• _Saved entries_:
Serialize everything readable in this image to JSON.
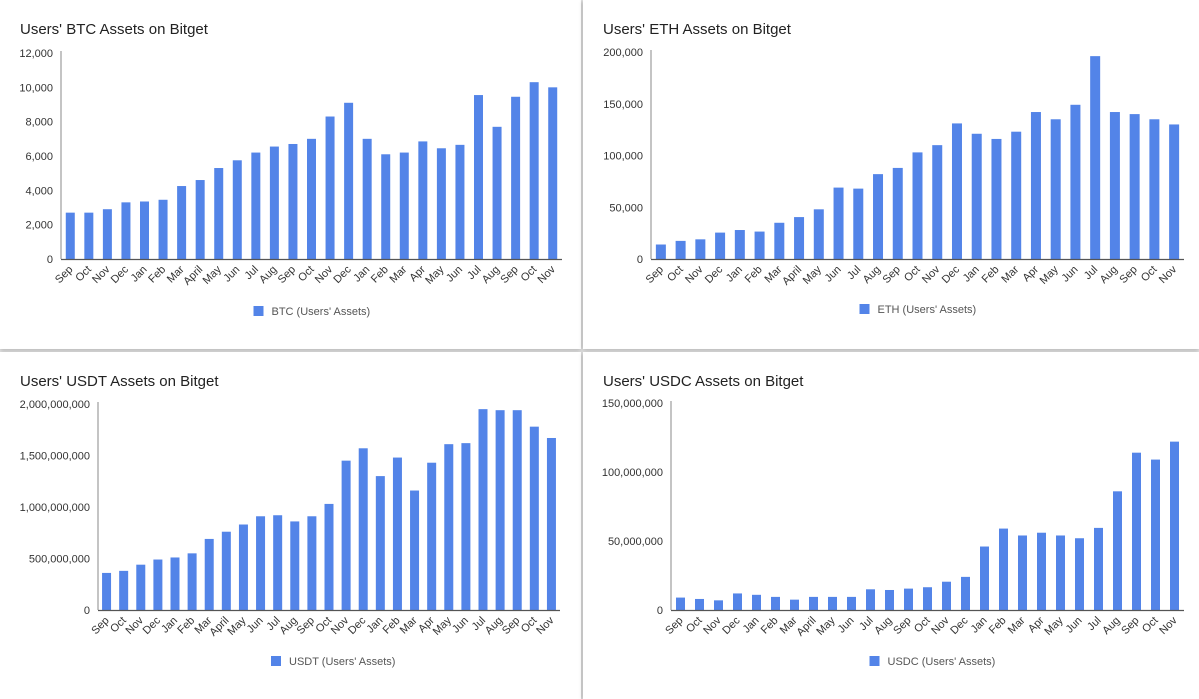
{
  "colors": {
    "bar": "#5384e8",
    "axis": "#555555",
    "panel": "#ffffff"
  },
  "chart_data": [
    {
      "type": "bar",
      "title": "Users' BTC Assets on Bitget",
      "legend": "BTC (Users' Assets)",
      "categories": [
        "Sep",
        "Oct",
        "Nov",
        "Dec",
        "Jan",
        "Feb",
        "Mar",
        "April",
        "May",
        "Jun",
        "Jul",
        "Aug",
        "Sep",
        "Oct",
        "Nov",
        "Dec",
        "Jan",
        "Feb",
        "Mar",
        "Apr",
        "May",
        "Jun",
        "Jul",
        "Aug",
        "Sep",
        "Oct",
        "Nov"
      ],
      "values": [
        2700,
        2700,
        2900,
        3300,
        3350,
        3450,
        4250,
        4600,
        5300,
        5750,
        6200,
        6550,
        6700,
        7000,
        8300,
        9100,
        7000,
        6100,
        6200,
        6850,
        6450,
        6650,
        9550,
        7700,
        9450,
        10300,
        10000
      ],
      "ylim": [
        0,
        12000
      ],
      "yticks": [
        0,
        2000,
        4000,
        6000,
        8000,
        10000,
        12000
      ],
      "ytick_labels": [
        "0",
        "2,000",
        "4,000",
        "6,000",
        "8,000",
        "10,000",
        "12,000"
      ],
      "xlabel": "",
      "ylabel": ""
    },
    {
      "type": "bar",
      "title": "Users' ETH Assets on Bitget",
      "legend": "ETH (Users' Assets)",
      "categories": [
        "Sep",
        "Oct",
        "Nov",
        "Dec",
        "Jan",
        "Feb",
        "Mar",
        "April",
        "May",
        "Jun",
        "Jul",
        "Aug",
        "Sep",
        "Oct",
        "Nov",
        "Dec",
        "Jan",
        "Feb",
        "Mar",
        "Apr",
        "May",
        "Jun",
        "Jul",
        "Aug",
        "Sep",
        "Oct",
        "Nov"
      ],
      "values": [
        14000,
        17500,
        19000,
        25500,
        28000,
        26500,
        35000,
        40500,
        48000,
        69000,
        68000,
        82000,
        88000,
        103000,
        110000,
        131000,
        121000,
        116000,
        123000,
        142000,
        135000,
        149000,
        196000,
        142000,
        140000,
        135000,
        130000
      ],
      "ylim": [
        0,
        200000
      ],
      "yticks": [
        0,
        50000,
        100000,
        150000,
        200000
      ],
      "ytick_labels": [
        "0",
        "50,000",
        "100,000",
        "150,000",
        "200,000"
      ],
      "xlabel": "",
      "ylabel": ""
    },
    {
      "type": "bar",
      "title": "Users' USDT Assets on Bitget",
      "legend": "USDT (Users' Assets)",
      "categories": [
        "Sep",
        "Oct",
        "Nov",
        "Dec",
        "Jan",
        "Feb",
        "Mar",
        "April",
        "May",
        "Jun",
        "Jul",
        "Aug",
        "Sep",
        "Oct",
        "Nov",
        "Dec",
        "Jan",
        "Feb",
        "Mar",
        "Apr",
        "May",
        "Jun",
        "Jul",
        "Aug",
        "Sep",
        "Oct",
        "Nov"
      ],
      "values": [
        360000000,
        380000000,
        440000000,
        490000000,
        510000000,
        550000000,
        690000000,
        760000000,
        830000000,
        910000000,
        920000000,
        860000000,
        910000000,
        1030000000,
        1450000000,
        1570000000,
        1300000000,
        1480000000,
        1160000000,
        1430000000,
        1610000000,
        1620000000,
        1950000000,
        1940000000,
        1940000000,
        1780000000,
        1670000000
      ],
      "ylim": [
        0,
        2000000000
      ],
      "yticks": [
        0,
        500000000,
        1000000000,
        1500000000,
        2000000000
      ],
      "ytick_labels": [
        "0",
        "500,000,000",
        "1,000,000,000",
        "1,500,000,000",
        "2,000,000,000"
      ],
      "xlabel": "",
      "ylabel": ""
    },
    {
      "type": "bar",
      "title": "Users' USDC Assets on Bitget",
      "legend": "USDC (Users' Assets)",
      "categories": [
        "Sep",
        "Oct",
        "Nov",
        "Dec",
        "Jan",
        "Feb",
        "Mar",
        "April",
        "May",
        "Jun",
        "Jul",
        "Aug",
        "Sep",
        "Oct",
        "Nov",
        "Dec",
        "Jan",
        "Feb",
        "Mar",
        "Apr",
        "May",
        "Jun",
        "Jul",
        "Aug",
        "Sep",
        "Oct",
        "Nov"
      ],
      "values": [
        9000,
        8000,
        7000,
        12000,
        11000,
        9500,
        7500,
        9500,
        9500,
        9500,
        15000,
        14500,
        15500,
        16500,
        20500,
        24000,
        46000,
        59000,
        54000,
        56000,
        54000,
        52000,
        59500,
        86000,
        114000,
        109000,
        122000
      ],
      "value_unit": "thousand",
      "ylim": [
        0,
        150000
      ],
      "yticks": [
        0,
        50000,
        100000,
        150000
      ],
      "ytick_labels": [
        "0",
        "50,000,000",
        "100,000,000",
        "150,000,000"
      ],
      "xlabel": "",
      "ylabel": ""
    }
  ]
}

• _SET EXERCISE_: All of the lines above should be printed exactly, minus the pictures.

• _SOLUTION TO THIS PROBLEM_:
Serialize everything readable in this image to JSON.
{
  "colors": {
    "bar": "#5384e8",
    "axis": "#555555",
    "panel": "#ffffff"
  },
  "chart_data": [
    {
      "type": "bar",
      "title": "Users' BTC Assets on Bitget",
      "legend": "BTC (Users' Assets)",
      "categories": [
        "Sep",
        "Oct",
        "Nov",
        "Dec",
        "Jan",
        "Feb",
        "Mar",
        "April",
        "May",
        "Jun",
        "Jul",
        "Aug",
        "Sep",
        "Oct",
        "Nov",
        "Dec",
        "Jan",
        "Feb",
        "Mar",
        "Apr",
        "May",
        "Jun",
        "Jul",
        "Aug",
        "Sep",
        "Oct",
        "Nov"
      ],
      "values": [
        2700,
        2700,
        2900,
        3300,
        3350,
        3450,
        4250,
        4600,
        5300,
        5750,
        6200,
        6550,
        6700,
        7000,
        8300,
        9100,
        7000,
        6100,
        6200,
        6850,
        6450,
        6650,
        9550,
        7700,
        9450,
        10300,
        10000
      ],
      "ylim": [
        0,
        12000
      ],
      "yticks": [
        0,
        2000,
        4000,
        6000,
        8000,
        10000,
        12000
      ],
      "ytick_labels": [
        "0",
        "2,000",
        "4,000",
        "6,000",
        "8,000",
        "10,000",
        "12,000"
      ],
      "xlabel": "",
      "ylabel": ""
    },
    {
      "type": "bar",
      "title": "Users' ETH Assets on Bitget",
      "legend": "ETH (Users' Assets)",
      "categories": [
        "Sep",
        "Oct",
        "Nov",
        "Dec",
        "Jan",
        "Feb",
        "Mar",
        "April",
        "May",
        "Jun",
        "Jul",
        "Aug",
        "Sep",
        "Oct",
        "Nov",
        "Dec",
        "Jan",
        "Feb",
        "Mar",
        "Apr",
        "May",
        "Jun",
        "Jul",
        "Aug",
        "Sep",
        "Oct",
        "Nov"
      ],
      "values": [
        14000,
        17500,
        19000,
        25500,
        28000,
        26500,
        35000,
        40500,
        48000,
        69000,
        68000,
        82000,
        88000,
        103000,
        110000,
        131000,
        121000,
        116000,
        123000,
        142000,
        135000,
        149000,
        196000,
        142000,
        140000,
        135000,
        130000
      ],
      "ylim": [
        0,
        200000
      ],
      "yticks": [
        0,
        50000,
        100000,
        150000,
        200000
      ],
      "ytick_labels": [
        "0",
        "50,000",
        "100,000",
        "150,000",
        "200,000"
      ],
      "xlabel": "",
      "ylabel": ""
    },
    {
      "type": "bar",
      "title": "Users' USDT Assets on Bitget",
      "legend": "USDT (Users' Assets)",
      "categories": [
        "Sep",
        "Oct",
        "Nov",
        "Dec",
        "Jan",
        "Feb",
        "Mar",
        "April",
        "May",
        "Jun",
        "Jul",
        "Aug",
        "Sep",
        "Oct",
        "Nov",
        "Dec",
        "Jan",
        "Feb",
        "Mar",
        "Apr",
        "May",
        "Jun",
        "Jul",
        "Aug",
        "Sep",
        "Oct",
        "Nov"
      ],
      "values": [
        360000000,
        380000000,
        440000000,
        490000000,
        510000000,
        550000000,
        690000000,
        760000000,
        830000000,
        910000000,
        920000000,
        860000000,
        910000000,
        1030000000,
        1450000000,
        1570000000,
        1300000000,
        1480000000,
        1160000000,
        1430000000,
        1610000000,
        1620000000,
        1950000000,
        1940000000,
        1940000000,
        1780000000,
        1670000000
      ],
      "ylim": [
        0,
        2000000000
      ],
      "yticks": [
        0,
        500000000,
        1000000000,
        1500000000,
        2000000000
      ],
      "ytick_labels": [
        "0",
        "500,000,000",
        "1,000,000,000",
        "1,500,000,000",
        "2,000,000,000"
      ],
      "xlabel": "",
      "ylabel": ""
    },
    {
      "type": "bar",
      "title": "Users' USDC Assets on Bitget",
      "legend": "USDC (Users' Assets)",
      "categories": [
        "Sep",
        "Oct",
        "Nov",
        "Dec",
        "Jan",
        "Feb",
        "Mar",
        "April",
        "May",
        "Jun",
        "Jul",
        "Aug",
        "Sep",
        "Oct",
        "Nov",
        "Dec",
        "Jan",
        "Feb",
        "Mar",
        "Apr",
        "May",
        "Jun",
        "Jul",
        "Aug",
        "Sep",
        "Oct",
        "Nov"
      ],
      "values": [
        9000,
        8000,
        7000,
        12000,
        11000,
        9500,
        7500,
        9500,
        9500,
        9500,
        15000,
        14500,
        15500,
        16500,
        20500,
        24000,
        46000,
        59000,
        54000,
        56000,
        54000,
        52000,
        59500,
        86000,
        114000,
        109000,
        122000
      ],
      "value_unit": "thousand",
      "ylim": [
        0,
        150000
      ],
      "yticks": [
        0,
        50000,
        100000,
        150000
      ],
      "ytick_labels": [
        "0",
        "50,000,000",
        "100,000,000",
        "150,000,000"
      ],
      "xlabel": "",
      "ylabel": ""
    }
  ]
}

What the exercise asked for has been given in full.